[BEGIN]

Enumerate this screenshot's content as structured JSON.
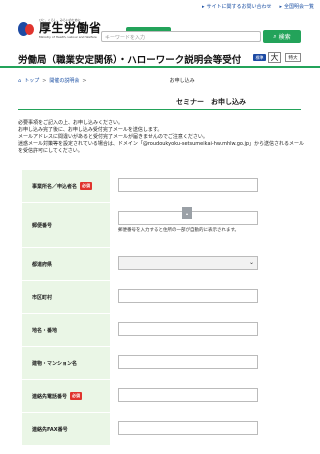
{
  "header": {
    "top_links": [
      {
        "label": "サイトに関するお問い合わせ"
      },
      {
        "label": "全国明会一覧"
      }
    ],
    "logo_small": "ひと、くらし、みらいのために",
    "logo_main": "厚生労働省",
    "logo_en": "Ministry of Health, Labour and Welfare",
    "search_placeholder": "キーワードを入力",
    "search_button": "検索"
  },
  "title_bar": {
    "title": "労働局（職業安定関係）・ハローワーク説明会等受付",
    "std_label": "標準",
    "big_label": "大",
    "xl_label": "特大"
  },
  "breadcrumb": {
    "home": "トップ",
    "middle": "開催の説明会",
    "current": "お申し込み"
  },
  "section_title": "セミナー　お申し込み",
  "notice_lines": [
    "必要事項をご記入の上、お申し込みください。",
    "お申し込み完了後に、お申し込み受付完了メールを送信します。",
    "メールアドレスに間違いがあると受付完了メールが届きませんのでご注意ください。",
    "迷惑メール対策等を設定されている場合は、ドメイン「@roudoukyoku-setsumeikai-hw.mhlw.go.jp」から送信されるメールを受信許可にしてください。"
  ],
  "form": {
    "required_label": "必須",
    "rows": [
      {
        "label": "事業所名／申込者名",
        "required": true,
        "type": "input"
      },
      {
        "label": "郵便番号",
        "required": false,
        "type": "postal",
        "help": "郵便番号を入力すると住所の一部が自動的に表示されます。"
      },
      {
        "label": "都道府県",
        "required": false,
        "type": "select"
      },
      {
        "label": "市区町村",
        "required": false,
        "type": "input"
      },
      {
        "label": "地名・番地",
        "required": false,
        "type": "input"
      },
      {
        "label": "建物・マンション名",
        "required": false,
        "type": "input"
      },
      {
        "label": "連絡先電話番号",
        "required": true,
        "type": "input"
      },
      {
        "label": "連絡先FAX番号",
        "required": false,
        "type": "input"
      }
    ]
  },
  "colors": {
    "accent_green": "#23a35a",
    "label_bg": "#eaf6e6",
    "required_red": "#e0342e",
    "brand_blue": "#1d4aa3"
  }
}
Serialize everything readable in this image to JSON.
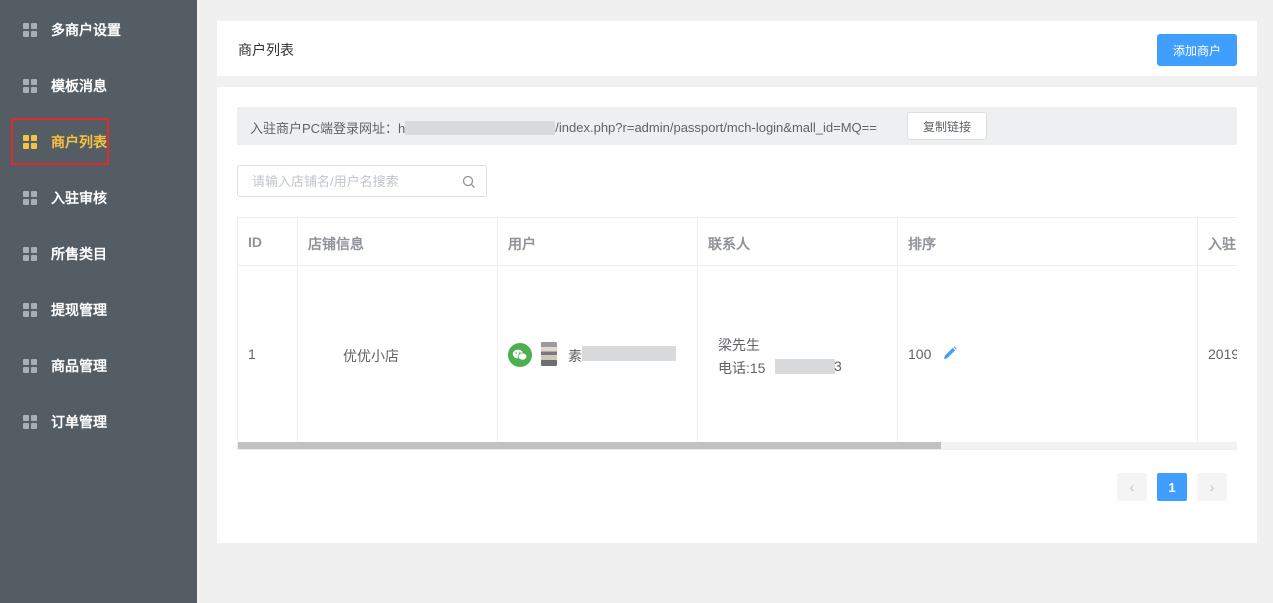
{
  "sidebar": {
    "items": [
      {
        "label": "多商户设置",
        "active": false
      },
      {
        "label": "模板消息",
        "active": false
      },
      {
        "label": "商户列表",
        "active": true
      },
      {
        "label": "入驻审核",
        "active": false
      },
      {
        "label": "所售类目",
        "active": false
      },
      {
        "label": "提现管理",
        "active": false
      },
      {
        "label": "商品管理",
        "active": false
      },
      {
        "label": "订单管理",
        "active": false
      }
    ],
    "active_color": "#f5c242"
  },
  "header": {
    "title": "商户列表",
    "add_button": "添加商户"
  },
  "url_bar": {
    "prefix": "入驻商户PC端登录网址：h",
    "suffix": "/index.php?r=admin/passport/mch-login&mall_id=MQ==",
    "copy_button": "复制链接"
  },
  "search": {
    "placeholder": "请输入店铺名/用户名搜索",
    "value": ""
  },
  "table": {
    "columns": [
      "ID",
      "店铺信息",
      "用户",
      "联系人",
      "排序",
      "入驻"
    ],
    "rows": [
      {
        "id": "1",
        "store": "优优小店",
        "user_name_prefix": "素",
        "contact_name": "梁先生",
        "contact_phone_prefix": "电话:15",
        "contact_phone_suffix": "3",
        "sort": "100",
        "joined_prefix": "2019"
      }
    ],
    "scroll_fraction": 0.703
  },
  "pagination": {
    "prev": "‹",
    "current": "1",
    "next": "›"
  },
  "colors": {
    "sidebar_bg": "#545c64",
    "primary": "#409eff",
    "active_outline": "#e02b2b"
  }
}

[END]

■ REQUIRED WORK ■
Pull out every line of the records above that contains the word "JSON".

■ EXPECTED ANSWER ■
Enumerate this screenshot's content as structured JSON.
Serialize everything readable in this image to JSON.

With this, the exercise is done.